### Set problem
Pictures appear in the records below; write out everything else exactly.

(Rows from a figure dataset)
────

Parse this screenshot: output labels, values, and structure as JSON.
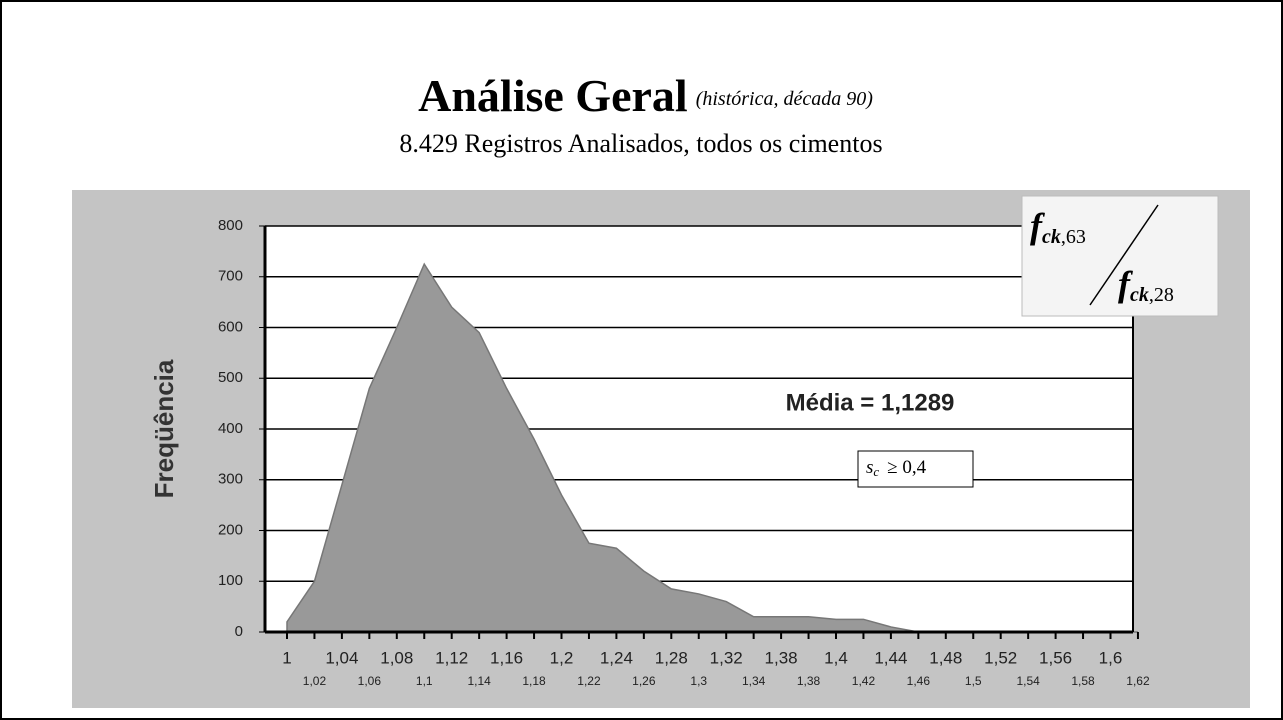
{
  "chart_data": {
    "type": "area",
    "title": "Análise Geral",
    "title_note": "(histórica, década 90)",
    "subtitle": "8.429 Registros Analisados, todos os cimentos",
    "y_label": "Freqüência",
    "categories": [
      "1",
      "1,02",
      "1,04",
      "1,06",
      "1,08",
      "1,1",
      "1,12",
      "1,14",
      "1,16",
      "1,18",
      "1,2",
      "1,22",
      "1,24",
      "1,26",
      "1,28",
      "1,3",
      "1,32",
      "1,34",
      "1,38",
      "1,38",
      "1,4",
      "1,42",
      "1,44",
      "1,46",
      "1,48",
      "1,5",
      "1,52",
      "1,54",
      "1,56",
      "1,58",
      "1,6",
      "1,62"
    ],
    "values": [
      20,
      100,
      290,
      480,
      600,
      725,
      640,
      590,
      480,
      380,
      270,
      175,
      165,
      120,
      85,
      75,
      60,
      30,
      30,
      30,
      25,
      25,
      10,
      0,
      0,
      0,
      0,
      0,
      0,
      0,
      0,
      0
    ],
    "color": "#999999",
    "ylim": [
      0,
      800
    ],
    "yticks": [
      0,
      100,
      200,
      300,
      400,
      500,
      600,
      700,
      800
    ],
    "grid": true,
    "annotation": "Média = 1,1289",
    "condition": {
      "symbol": "s",
      "subscript": "c",
      "text": "≥ 0,4"
    },
    "formula": {
      "numerator": {
        "symbol": "f",
        "subscript": "ck",
        "index": ",63"
      },
      "denominator": {
        "symbol": "f",
        "subscript": "ck",
        "index": ",28"
      }
    }
  }
}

────

### The output
Parse this screenshot: output labels, values, and structure as JSON.
{
  "chart_data": {
    "type": "area",
    "title": "Análise Geral",
    "title_note": "(histórica, década 90)",
    "subtitle": "8.429 Registros Analisados, todos os cimentos",
    "y_label": "Freqüência",
    "categories": [
      "1",
      "1,02",
      "1,04",
      "1,06",
      "1,08",
      "1,1",
      "1,12",
      "1,14",
      "1,16",
      "1,18",
      "1,2",
      "1,22",
      "1,24",
      "1,26",
      "1,28",
      "1,3",
      "1,32",
      "1,34",
      "1,38",
      "1,38",
      "1,4",
      "1,42",
      "1,44",
      "1,46",
      "1,48",
      "1,5",
      "1,52",
      "1,54",
      "1,56",
      "1,58",
      "1,6",
      "1,62"
    ],
    "values": [
      20,
      100,
      290,
      480,
      600,
      725,
      640,
      590,
      480,
      380,
      270,
      175,
      165,
      120,
      85,
      75,
      60,
      30,
      30,
      30,
      25,
      25,
      10,
      0,
      0,
      0,
      0,
      0,
      0,
      0,
      0,
      0
    ],
    "color": "#999999",
    "ylim": [
      0,
      800
    ],
    "yticks": [
      0,
      100,
      200,
      300,
      400,
      500,
      600,
      700,
      800
    ],
    "grid": true,
    "annotation": "Média = 1,1289",
    "condition": {
      "symbol": "s",
      "subscript": "c",
      "text": "≥ 0,4"
    },
    "formula": {
      "numerator": {
        "symbol": "f",
        "subscript": "ck",
        "index": ",63"
      },
      "denominator": {
        "symbol": "f",
        "subscript": "ck",
        "index": ",28"
      }
    }
  }
}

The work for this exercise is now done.